(Excerpts from a figure dataset)
· · · · ·

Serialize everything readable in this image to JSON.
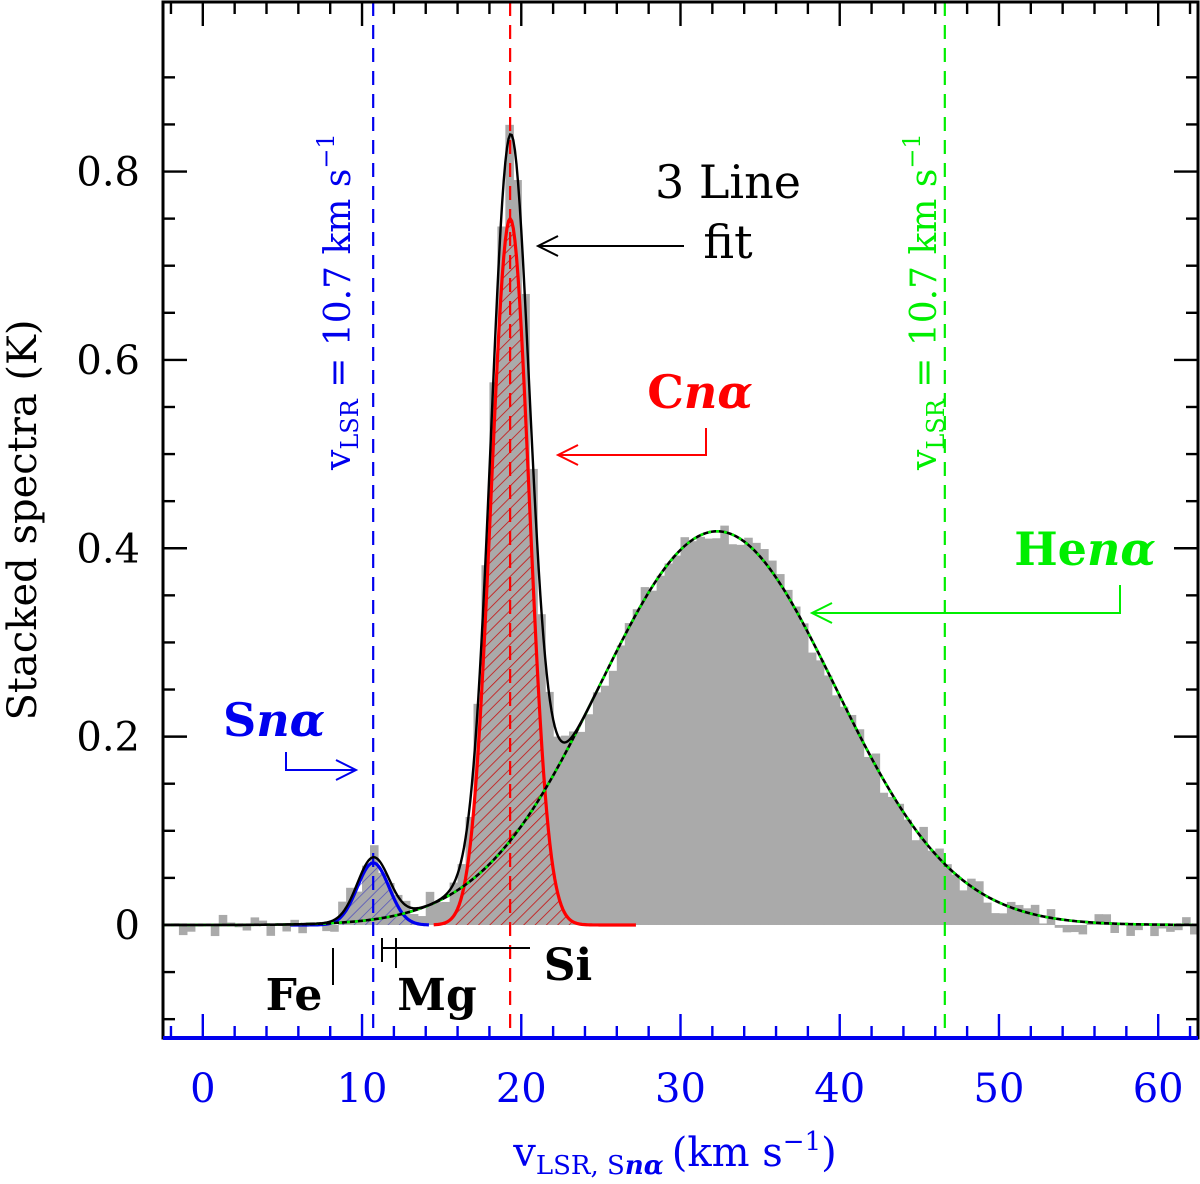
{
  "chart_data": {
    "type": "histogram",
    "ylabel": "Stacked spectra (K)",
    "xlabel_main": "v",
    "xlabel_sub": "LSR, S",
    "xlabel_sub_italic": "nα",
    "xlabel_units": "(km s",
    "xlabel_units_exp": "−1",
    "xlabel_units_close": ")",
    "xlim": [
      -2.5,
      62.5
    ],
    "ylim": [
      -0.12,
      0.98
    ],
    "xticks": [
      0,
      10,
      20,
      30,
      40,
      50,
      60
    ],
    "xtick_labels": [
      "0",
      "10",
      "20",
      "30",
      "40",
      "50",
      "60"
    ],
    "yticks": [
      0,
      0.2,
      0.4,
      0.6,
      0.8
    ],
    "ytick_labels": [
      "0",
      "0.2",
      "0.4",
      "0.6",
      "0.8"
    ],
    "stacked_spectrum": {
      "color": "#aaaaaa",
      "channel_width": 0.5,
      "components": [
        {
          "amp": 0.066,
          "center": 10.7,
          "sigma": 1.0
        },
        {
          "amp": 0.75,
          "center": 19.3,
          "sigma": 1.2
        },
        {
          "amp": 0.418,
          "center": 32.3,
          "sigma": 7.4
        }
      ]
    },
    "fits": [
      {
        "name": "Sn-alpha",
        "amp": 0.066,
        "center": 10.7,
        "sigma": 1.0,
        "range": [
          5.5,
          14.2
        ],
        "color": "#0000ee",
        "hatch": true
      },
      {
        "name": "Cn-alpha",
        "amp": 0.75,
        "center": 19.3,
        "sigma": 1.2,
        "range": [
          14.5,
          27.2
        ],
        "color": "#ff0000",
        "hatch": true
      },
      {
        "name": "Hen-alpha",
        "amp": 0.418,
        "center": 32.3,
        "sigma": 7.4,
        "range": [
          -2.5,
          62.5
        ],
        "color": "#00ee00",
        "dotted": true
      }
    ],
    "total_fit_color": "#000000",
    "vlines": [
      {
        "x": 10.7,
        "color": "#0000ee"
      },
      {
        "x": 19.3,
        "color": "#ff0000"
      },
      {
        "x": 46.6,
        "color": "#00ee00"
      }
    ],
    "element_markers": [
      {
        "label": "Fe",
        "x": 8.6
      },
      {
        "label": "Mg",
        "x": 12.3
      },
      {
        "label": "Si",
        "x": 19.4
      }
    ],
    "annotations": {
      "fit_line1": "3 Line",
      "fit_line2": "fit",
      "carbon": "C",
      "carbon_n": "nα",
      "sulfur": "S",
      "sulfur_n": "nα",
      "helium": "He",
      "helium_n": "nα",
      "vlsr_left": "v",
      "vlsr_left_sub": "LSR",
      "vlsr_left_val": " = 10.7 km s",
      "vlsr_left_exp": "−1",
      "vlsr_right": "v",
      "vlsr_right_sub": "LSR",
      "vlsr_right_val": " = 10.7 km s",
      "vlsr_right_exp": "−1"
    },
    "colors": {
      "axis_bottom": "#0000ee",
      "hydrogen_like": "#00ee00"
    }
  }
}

· · · · ·

__Description of the task__: Repeat the records word for word. Any picture in them should be left out.

__Solution to the exercise__:
Serialize everything readable in this image to JSON.
{
  "chart_data": {
    "type": "histogram",
    "ylabel": "Stacked spectra (K)",
    "xlabel_main": "v",
    "xlabel_sub": "LSR, S",
    "xlabel_sub_italic": "nα",
    "xlabel_units": "(km s",
    "xlabel_units_exp": "−1",
    "xlabel_units_close": ")",
    "xlim": [
      -2.5,
      62.5
    ],
    "ylim": [
      -0.12,
      0.98
    ],
    "xticks": [
      0,
      10,
      20,
      30,
      40,
      50,
      60
    ],
    "xtick_labels": [
      "0",
      "10",
      "20",
      "30",
      "40",
      "50",
      "60"
    ],
    "yticks": [
      0,
      0.2,
      0.4,
      0.6,
      0.8
    ],
    "ytick_labels": [
      "0",
      "0.2",
      "0.4",
      "0.6",
      "0.8"
    ],
    "stacked_spectrum": {
      "color": "#aaaaaa",
      "channel_width": 0.5,
      "components": [
        {
          "amp": 0.066,
          "center": 10.7,
          "sigma": 1.0
        },
        {
          "amp": 0.75,
          "center": 19.3,
          "sigma": 1.2
        },
        {
          "amp": 0.418,
          "center": 32.3,
          "sigma": 7.4
        }
      ]
    },
    "fits": [
      {
        "name": "Sn-alpha",
        "amp": 0.066,
        "center": 10.7,
        "sigma": 1.0,
        "range": [
          5.5,
          14.2
        ],
        "color": "#0000ee",
        "hatch": true
      },
      {
        "name": "Cn-alpha",
        "amp": 0.75,
        "center": 19.3,
        "sigma": 1.2,
        "range": [
          14.5,
          27.2
        ],
        "color": "#ff0000",
        "hatch": true
      },
      {
        "name": "Hen-alpha",
        "amp": 0.418,
        "center": 32.3,
        "sigma": 7.4,
        "range": [
          -2.5,
          62.5
        ],
        "color": "#00ee00",
        "dotted": true
      }
    ],
    "total_fit_color": "#000000",
    "vlines": [
      {
        "x": 10.7,
        "color": "#0000ee"
      },
      {
        "x": 19.3,
        "color": "#ff0000"
      },
      {
        "x": 46.6,
        "color": "#00ee00"
      }
    ],
    "element_markers": [
      {
        "label": "Fe",
        "x": 8.6
      },
      {
        "label": "Mg",
        "x": 12.3
      },
      {
        "label": "Si",
        "x": 19.4
      }
    ],
    "annotations": {
      "fit_line1": "3 Line",
      "fit_line2": "fit",
      "carbon": "C",
      "carbon_n": "nα",
      "sulfur": "S",
      "sulfur_n": "nα",
      "helium": "He",
      "helium_n": "nα",
      "vlsr_left": "v",
      "vlsr_left_sub": "LSR",
      "vlsr_left_val": " = 10.7 km s",
      "vlsr_left_exp": "−1",
      "vlsr_right": "v",
      "vlsr_right_sub": "LSR",
      "vlsr_right_val": " = 10.7 km s",
      "vlsr_right_exp": "−1"
    },
    "colors": {
      "axis_bottom": "#0000ee",
      "hydrogen_like": "#00ee00"
    }
  }
}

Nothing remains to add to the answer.